=== Text shown ===
Apply suggestions from code review

* Remove `const_align_offset` and just call `align_offset` again
* Remove miri shim for `div_exact`
* Add more comments

Co-authored-by: Ralf Jung <post@ralfj.de>

Author: 2 people

compiler/rustc_const_eval/src/const_eval/machine.rs

@@ -1,11 +1,12 @@
 use rustc_hir::def::DefKind;
 use rustc_middle::mir;
 use rustc_middle::mir::interpret::PointerArithmetic;
-use rustc_middle::ty::layout::{FnAbiOf, LayoutOf};
+use rustc_middle::ty::layout::FnAbiOf;
 use rustc_middle::ty::{self, Ty, TyCtxt};
 use std::borrow::Borrow;
 use std::collections::hash_map::Entry;
 use std::hash::Hash;
+use std::ops::ControlFlow;
 
 use rustc_data_structures::fx::FxHashMap;
 use std::fmt;
@@ -147,9 +148,10 @@ impl interpret::MayLeak for ! {
 }
 
 impl<'mir, 'tcx: 'mir> CompileTimeEvalContext<'mir, 'tcx> {
-    /// "Intercept" a function call to a panic-related function
-    /// because we have something special to do for it.
-    /// If this returns successfully (`Ok`), the function should just be evaluated normally.
+    /// "Intercept" a function call, because we have something special to do for it.
+    /// All `#[rustc_do_not_const_check]` functions should be hooked here.
+    /// If this returns `Some`, then evaluation should continue with that function.
+    /// Otherwise, the function call has been handled and the function has returned.
     fn hook_special_const_fn(
         &mut self,
         instance: ty::Instance<'tcx>,
@@ -158,7 +160,6 @@ impl<'mir, 'tcx: 'mir> CompileTimeEvalContext<'mir, 'tcx> {
         dest: &PlaceTy<'tcx>,
         ret: Option<mir::BasicBlock>,
     ) -> InterpResult<'tcx, Option<ty::Instance<'tcx>>> {
-        // All `#[rustc_do_not_const_check]` functions should be hooked here.
         let def_id = instance.def_id();
 
         if Some(def_id) == self.tcx.lang_items().panic_display()
@@ -192,34 +193,27 @@ impl<'mir, 'tcx: 'mir> CompileTimeEvalContext<'mir, 'tcx> {
 
             return Ok(Some(new_instance));
         } else if Some(def_id) == self.tcx.lang_items().align_offset_fn() {
-            // For align_offset, we either call const_align_offset or return usize::MAX directly.

=== Brief a ===
Count the lines in the entries that contain the string "icon", and reply with the number alone.

=== Listed records ===
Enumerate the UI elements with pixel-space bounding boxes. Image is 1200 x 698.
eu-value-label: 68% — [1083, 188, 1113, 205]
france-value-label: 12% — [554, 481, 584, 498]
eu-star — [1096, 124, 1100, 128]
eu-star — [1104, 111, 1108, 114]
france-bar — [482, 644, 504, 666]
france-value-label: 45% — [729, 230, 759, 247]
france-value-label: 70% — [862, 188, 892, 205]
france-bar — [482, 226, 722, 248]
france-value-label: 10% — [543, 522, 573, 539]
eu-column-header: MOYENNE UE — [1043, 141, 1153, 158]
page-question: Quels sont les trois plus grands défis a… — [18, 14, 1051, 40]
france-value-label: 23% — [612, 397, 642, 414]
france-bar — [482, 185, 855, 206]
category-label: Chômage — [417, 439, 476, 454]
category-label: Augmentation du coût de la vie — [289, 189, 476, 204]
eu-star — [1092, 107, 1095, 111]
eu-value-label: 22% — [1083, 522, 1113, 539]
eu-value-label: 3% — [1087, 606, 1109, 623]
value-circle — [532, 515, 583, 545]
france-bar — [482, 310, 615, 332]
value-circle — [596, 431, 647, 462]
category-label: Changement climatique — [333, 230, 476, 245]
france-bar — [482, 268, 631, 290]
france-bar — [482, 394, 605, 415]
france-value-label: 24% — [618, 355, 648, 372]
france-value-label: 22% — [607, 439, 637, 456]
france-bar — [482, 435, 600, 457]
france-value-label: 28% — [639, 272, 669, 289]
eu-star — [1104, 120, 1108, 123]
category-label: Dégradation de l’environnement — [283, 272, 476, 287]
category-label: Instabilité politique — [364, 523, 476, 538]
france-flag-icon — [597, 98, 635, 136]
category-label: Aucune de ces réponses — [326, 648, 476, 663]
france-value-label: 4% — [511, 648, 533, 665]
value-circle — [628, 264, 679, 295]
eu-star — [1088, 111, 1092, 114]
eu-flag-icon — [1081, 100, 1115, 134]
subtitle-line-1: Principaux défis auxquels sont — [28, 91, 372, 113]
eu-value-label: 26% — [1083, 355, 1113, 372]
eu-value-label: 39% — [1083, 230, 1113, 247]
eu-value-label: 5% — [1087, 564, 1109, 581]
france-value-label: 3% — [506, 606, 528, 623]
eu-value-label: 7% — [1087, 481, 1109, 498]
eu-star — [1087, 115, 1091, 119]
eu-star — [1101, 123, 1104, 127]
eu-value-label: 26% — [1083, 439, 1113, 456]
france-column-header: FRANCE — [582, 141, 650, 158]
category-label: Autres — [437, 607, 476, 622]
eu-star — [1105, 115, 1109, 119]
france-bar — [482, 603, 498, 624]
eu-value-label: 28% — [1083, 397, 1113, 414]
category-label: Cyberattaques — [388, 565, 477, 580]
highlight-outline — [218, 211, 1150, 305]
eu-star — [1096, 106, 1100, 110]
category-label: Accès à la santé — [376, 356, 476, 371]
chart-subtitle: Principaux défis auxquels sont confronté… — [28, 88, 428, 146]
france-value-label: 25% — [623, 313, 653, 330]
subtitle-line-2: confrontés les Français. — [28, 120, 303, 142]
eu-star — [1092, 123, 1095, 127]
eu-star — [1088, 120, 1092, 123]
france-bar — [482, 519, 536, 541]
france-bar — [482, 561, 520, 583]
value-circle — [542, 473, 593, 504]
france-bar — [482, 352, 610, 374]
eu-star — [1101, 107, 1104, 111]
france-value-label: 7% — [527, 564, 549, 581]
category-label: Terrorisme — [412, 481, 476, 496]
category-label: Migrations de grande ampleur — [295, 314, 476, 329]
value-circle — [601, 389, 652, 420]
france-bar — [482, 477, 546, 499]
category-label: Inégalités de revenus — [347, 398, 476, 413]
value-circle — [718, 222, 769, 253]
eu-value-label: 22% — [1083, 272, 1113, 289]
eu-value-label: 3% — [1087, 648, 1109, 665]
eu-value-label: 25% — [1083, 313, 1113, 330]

=== Brief b ===
Translate this sentence from the commit diff into Spanish: "Otherwise, the function call has been handled and the function has returned."

=== Correct result a ===
2

=== Correct result b ===
De lo contrario, la llamada a la función ya se ha gestionado y la función ha retornado.